■ **What is needed**:
In your copy, include every line of the listing below exactly but none of the pictures.

■ **Records provided**:

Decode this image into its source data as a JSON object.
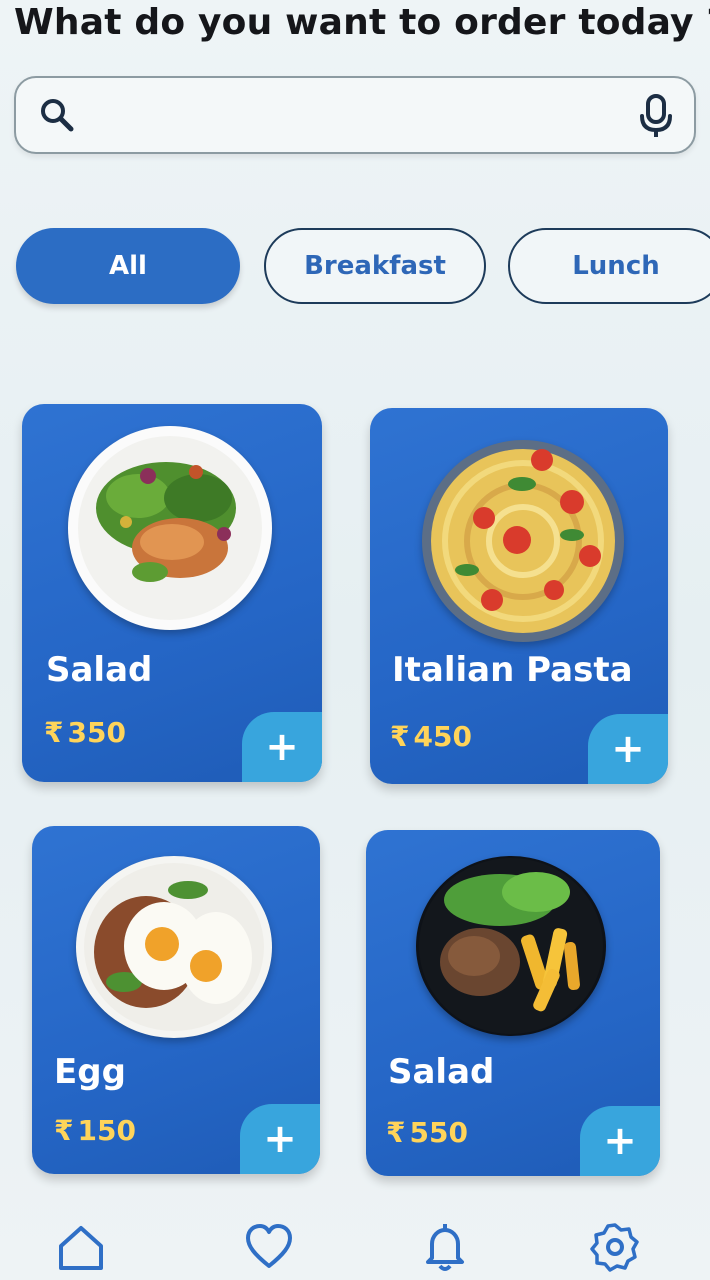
{
  "header": {
    "title": "What do you want to order today ?"
  },
  "search": {
    "placeholder": "",
    "value": "",
    "search_icon": "search-icon",
    "mic_icon": "microphone-icon"
  },
  "categories": [
    {
      "label": "All",
      "active": true
    },
    {
      "label": "Breakfast",
      "active": false
    },
    {
      "label": "Lunch",
      "active": false
    }
  ],
  "currency_symbol": "₹",
  "foods": [
    {
      "name": "Salad",
      "price": "350",
      "add_label": "+"
    },
    {
      "name": "Italian Pasta",
      "price": "450",
      "add_label": "+"
    },
    {
      "name": "Egg",
      "price": "150",
      "add_label": "+"
    },
    {
      "name": "Salad",
      "price": "550",
      "add_label": "+"
    }
  ],
  "bottom_nav": {
    "items": [
      "home-icon",
      "heart-icon",
      "bell-icon",
      "settings-icon"
    ],
    "active": "home-icon"
  },
  "colors": {
    "primary": "#2c6dc4",
    "card": "#2566c6",
    "price": "#ffd45a",
    "add_button": "#38a5dd",
    "nav_icon": "#2f6fc6"
  }
}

■ **Complete output**:
Decode this image into its source data as a JSON object.
{
  "header": {
    "title": "What do you want to order today ?"
  },
  "search": {
    "placeholder": "",
    "value": "",
    "search_icon": "search-icon",
    "mic_icon": "microphone-icon"
  },
  "categories": [
    {
      "label": "All",
      "active": true
    },
    {
      "label": "Breakfast",
      "active": false
    },
    {
      "label": "Lunch",
      "active": false
    }
  ],
  "currency_symbol": "₹",
  "foods": [
    {
      "name": "Salad",
      "price": "350",
      "add_label": "+"
    },
    {
      "name": "Italian Pasta",
      "price": "450",
      "add_label": "+"
    },
    {
      "name": "Egg",
      "price": "150",
      "add_label": "+"
    },
    {
      "name": "Salad",
      "price": "550",
      "add_label": "+"
    }
  ],
  "bottom_nav": {
    "items": [
      "home-icon",
      "heart-icon",
      "bell-icon",
      "settings-icon"
    ],
    "active": "home-icon"
  },
  "colors": {
    "primary": "#2c6dc4",
    "card": "#2566c6",
    "price": "#ffd45a",
    "add_button": "#38a5dd",
    "nav_icon": "#2f6fc6"
  }
}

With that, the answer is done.